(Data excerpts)
_____
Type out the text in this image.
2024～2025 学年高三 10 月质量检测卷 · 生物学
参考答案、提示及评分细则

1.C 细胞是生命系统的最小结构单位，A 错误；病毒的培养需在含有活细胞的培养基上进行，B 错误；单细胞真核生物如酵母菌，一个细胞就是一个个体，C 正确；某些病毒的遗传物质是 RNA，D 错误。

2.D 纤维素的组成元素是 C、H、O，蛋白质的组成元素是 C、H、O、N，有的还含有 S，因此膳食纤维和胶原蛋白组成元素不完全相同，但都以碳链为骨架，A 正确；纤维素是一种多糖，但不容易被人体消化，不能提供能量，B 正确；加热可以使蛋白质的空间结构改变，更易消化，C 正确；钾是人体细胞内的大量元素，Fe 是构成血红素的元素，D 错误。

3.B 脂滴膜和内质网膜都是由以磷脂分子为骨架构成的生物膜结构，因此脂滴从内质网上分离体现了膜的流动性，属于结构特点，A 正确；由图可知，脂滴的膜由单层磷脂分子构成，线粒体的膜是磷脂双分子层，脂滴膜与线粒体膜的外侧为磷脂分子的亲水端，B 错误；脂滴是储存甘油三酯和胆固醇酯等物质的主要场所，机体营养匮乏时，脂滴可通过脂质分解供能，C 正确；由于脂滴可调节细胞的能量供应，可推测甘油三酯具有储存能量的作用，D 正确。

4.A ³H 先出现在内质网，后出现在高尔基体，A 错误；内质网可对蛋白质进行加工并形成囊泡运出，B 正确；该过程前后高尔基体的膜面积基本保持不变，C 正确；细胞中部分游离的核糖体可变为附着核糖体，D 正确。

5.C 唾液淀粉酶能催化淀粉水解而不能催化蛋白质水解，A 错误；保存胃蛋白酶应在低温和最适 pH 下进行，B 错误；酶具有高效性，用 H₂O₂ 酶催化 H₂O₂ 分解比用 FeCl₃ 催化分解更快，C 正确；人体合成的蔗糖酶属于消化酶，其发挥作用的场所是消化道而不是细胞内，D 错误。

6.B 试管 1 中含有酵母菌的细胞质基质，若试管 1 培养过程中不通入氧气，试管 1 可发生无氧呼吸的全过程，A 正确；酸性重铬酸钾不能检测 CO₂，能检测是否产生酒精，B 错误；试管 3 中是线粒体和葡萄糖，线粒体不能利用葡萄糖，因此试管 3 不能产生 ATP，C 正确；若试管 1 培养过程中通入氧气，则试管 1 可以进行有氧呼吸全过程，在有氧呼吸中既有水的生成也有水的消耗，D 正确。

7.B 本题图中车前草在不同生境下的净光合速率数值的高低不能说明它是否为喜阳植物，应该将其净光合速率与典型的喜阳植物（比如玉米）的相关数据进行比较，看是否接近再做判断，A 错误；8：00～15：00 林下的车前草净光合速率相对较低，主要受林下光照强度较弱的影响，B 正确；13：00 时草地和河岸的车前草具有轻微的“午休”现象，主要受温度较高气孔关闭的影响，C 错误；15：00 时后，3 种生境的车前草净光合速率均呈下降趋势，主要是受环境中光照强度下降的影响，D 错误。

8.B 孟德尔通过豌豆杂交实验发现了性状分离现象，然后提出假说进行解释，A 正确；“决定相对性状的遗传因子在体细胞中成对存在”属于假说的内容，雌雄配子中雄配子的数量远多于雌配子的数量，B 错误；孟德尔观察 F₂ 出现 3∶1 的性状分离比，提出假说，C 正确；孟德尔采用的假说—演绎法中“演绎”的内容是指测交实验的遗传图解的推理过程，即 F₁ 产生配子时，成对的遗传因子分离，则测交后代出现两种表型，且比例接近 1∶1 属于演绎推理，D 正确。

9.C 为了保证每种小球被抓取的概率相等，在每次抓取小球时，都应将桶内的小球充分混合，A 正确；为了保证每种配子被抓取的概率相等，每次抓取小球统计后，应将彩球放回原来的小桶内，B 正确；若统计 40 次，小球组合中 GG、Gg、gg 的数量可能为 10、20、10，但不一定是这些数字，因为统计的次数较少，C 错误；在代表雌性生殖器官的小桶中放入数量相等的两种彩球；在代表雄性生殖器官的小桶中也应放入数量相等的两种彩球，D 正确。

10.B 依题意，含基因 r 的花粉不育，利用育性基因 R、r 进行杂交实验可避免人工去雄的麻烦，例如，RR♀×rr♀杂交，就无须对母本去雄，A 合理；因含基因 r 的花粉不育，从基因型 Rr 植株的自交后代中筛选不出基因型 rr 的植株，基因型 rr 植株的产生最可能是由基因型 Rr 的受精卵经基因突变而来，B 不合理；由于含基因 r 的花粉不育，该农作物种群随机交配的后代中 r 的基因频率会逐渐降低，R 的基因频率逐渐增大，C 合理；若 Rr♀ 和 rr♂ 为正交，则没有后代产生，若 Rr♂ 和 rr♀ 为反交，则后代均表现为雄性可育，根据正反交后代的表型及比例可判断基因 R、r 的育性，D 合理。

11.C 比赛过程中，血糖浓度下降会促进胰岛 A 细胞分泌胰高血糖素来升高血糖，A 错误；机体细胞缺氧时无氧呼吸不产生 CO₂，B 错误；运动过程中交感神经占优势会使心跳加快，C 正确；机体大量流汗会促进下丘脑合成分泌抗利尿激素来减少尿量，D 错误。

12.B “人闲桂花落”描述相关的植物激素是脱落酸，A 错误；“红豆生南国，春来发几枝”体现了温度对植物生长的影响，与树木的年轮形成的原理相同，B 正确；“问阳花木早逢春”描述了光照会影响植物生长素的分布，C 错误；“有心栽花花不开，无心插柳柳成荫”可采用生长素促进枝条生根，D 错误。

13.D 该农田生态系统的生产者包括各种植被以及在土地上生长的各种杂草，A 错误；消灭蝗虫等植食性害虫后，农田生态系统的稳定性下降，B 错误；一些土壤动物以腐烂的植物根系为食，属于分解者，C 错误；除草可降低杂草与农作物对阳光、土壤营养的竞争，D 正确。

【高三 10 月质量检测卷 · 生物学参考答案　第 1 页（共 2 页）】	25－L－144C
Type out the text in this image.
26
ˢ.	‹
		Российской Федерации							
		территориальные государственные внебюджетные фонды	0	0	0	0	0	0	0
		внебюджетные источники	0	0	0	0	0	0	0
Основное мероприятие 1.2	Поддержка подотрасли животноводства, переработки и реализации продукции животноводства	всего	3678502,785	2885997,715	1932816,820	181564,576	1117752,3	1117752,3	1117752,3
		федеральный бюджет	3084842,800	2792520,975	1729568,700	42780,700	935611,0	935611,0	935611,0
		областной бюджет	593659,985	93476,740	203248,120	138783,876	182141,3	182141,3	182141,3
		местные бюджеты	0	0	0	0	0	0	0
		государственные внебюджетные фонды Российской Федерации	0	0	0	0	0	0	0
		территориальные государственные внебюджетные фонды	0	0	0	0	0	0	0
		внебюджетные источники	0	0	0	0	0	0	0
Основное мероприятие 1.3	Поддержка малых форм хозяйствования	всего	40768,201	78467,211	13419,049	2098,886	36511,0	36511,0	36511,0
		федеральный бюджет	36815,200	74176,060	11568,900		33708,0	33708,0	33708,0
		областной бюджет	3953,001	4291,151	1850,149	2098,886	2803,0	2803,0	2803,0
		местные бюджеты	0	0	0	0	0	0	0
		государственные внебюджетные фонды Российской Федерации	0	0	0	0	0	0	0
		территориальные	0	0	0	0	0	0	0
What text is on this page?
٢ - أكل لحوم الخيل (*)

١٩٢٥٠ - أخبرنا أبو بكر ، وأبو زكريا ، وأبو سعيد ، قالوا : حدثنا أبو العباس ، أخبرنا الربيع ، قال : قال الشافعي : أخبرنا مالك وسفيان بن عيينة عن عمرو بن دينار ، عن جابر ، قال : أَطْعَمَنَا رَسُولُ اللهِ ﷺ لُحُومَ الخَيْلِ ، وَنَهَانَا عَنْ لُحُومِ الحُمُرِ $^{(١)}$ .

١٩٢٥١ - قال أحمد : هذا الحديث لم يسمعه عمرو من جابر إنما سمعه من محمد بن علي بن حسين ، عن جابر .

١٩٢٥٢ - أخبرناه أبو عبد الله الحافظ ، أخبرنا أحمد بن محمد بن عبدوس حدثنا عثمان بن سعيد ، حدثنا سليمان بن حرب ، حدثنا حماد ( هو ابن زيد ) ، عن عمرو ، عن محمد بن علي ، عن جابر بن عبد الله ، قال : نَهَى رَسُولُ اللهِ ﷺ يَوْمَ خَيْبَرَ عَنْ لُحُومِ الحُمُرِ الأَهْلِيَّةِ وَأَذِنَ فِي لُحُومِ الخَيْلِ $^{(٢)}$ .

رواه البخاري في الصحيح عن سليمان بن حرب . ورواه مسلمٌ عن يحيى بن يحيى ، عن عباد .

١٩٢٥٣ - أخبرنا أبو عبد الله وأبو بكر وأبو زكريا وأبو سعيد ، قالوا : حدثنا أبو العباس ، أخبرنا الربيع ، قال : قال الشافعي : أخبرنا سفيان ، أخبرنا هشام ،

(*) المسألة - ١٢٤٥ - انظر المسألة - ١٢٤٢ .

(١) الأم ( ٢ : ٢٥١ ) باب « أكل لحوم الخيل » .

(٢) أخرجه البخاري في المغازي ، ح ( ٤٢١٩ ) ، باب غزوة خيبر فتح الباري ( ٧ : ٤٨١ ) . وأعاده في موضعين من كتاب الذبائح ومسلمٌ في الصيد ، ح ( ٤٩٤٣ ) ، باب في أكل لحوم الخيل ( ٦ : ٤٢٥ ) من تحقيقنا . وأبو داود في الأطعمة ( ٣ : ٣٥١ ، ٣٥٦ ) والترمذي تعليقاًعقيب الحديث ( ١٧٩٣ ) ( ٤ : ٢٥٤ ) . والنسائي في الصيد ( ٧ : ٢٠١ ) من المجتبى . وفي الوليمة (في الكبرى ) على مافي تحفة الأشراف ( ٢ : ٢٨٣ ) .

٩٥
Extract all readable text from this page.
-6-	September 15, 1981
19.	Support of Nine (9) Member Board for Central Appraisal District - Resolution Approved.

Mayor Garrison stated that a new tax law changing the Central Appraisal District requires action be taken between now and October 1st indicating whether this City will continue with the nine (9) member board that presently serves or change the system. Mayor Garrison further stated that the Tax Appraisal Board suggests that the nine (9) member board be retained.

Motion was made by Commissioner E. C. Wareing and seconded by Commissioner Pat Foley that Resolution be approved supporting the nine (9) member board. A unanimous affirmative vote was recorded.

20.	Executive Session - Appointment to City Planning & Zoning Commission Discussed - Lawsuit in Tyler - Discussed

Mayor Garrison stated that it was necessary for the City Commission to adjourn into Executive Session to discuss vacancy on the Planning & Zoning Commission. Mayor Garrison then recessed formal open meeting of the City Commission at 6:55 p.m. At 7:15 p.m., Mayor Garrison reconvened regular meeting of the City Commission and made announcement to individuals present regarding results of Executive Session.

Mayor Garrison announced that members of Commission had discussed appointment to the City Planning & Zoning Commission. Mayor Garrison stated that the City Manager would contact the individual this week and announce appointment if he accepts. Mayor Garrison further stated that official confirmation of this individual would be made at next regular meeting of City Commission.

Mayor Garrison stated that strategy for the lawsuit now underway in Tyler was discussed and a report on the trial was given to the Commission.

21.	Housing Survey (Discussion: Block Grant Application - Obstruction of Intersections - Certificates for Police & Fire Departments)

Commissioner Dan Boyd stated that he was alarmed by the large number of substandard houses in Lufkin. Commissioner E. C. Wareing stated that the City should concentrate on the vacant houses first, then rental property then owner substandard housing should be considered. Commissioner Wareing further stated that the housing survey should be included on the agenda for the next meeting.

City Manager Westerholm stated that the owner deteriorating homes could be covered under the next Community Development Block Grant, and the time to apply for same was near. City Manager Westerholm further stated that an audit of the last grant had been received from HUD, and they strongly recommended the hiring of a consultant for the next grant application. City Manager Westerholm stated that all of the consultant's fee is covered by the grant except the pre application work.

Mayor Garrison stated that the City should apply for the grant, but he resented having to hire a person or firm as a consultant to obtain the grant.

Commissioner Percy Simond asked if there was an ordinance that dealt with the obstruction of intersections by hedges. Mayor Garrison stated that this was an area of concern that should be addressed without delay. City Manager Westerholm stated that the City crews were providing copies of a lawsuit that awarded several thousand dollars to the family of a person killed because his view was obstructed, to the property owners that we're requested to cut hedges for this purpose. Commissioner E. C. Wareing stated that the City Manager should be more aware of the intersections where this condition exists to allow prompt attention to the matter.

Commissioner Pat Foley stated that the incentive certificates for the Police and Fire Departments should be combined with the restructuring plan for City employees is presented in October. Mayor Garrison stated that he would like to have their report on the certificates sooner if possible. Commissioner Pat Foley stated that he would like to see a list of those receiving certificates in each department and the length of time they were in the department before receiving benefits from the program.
_____
→ **Problem to work on**
Extract every line from the records above that contains the word "Central".

→ **Response to the exercise**
19.	Support of Nine (9) Member Board for Central Appraisal District - Resolution Approved.
Mayor Garrison stated that a new tax law changing the Central Appraisal District requires action be taken between now and October 1st indicating whether this City will continue with the nine (9) member board that presently serves or change the system. Mayor Garrison further stated that the Tax Appraisal Board suggests that the nine (9) member board be retained.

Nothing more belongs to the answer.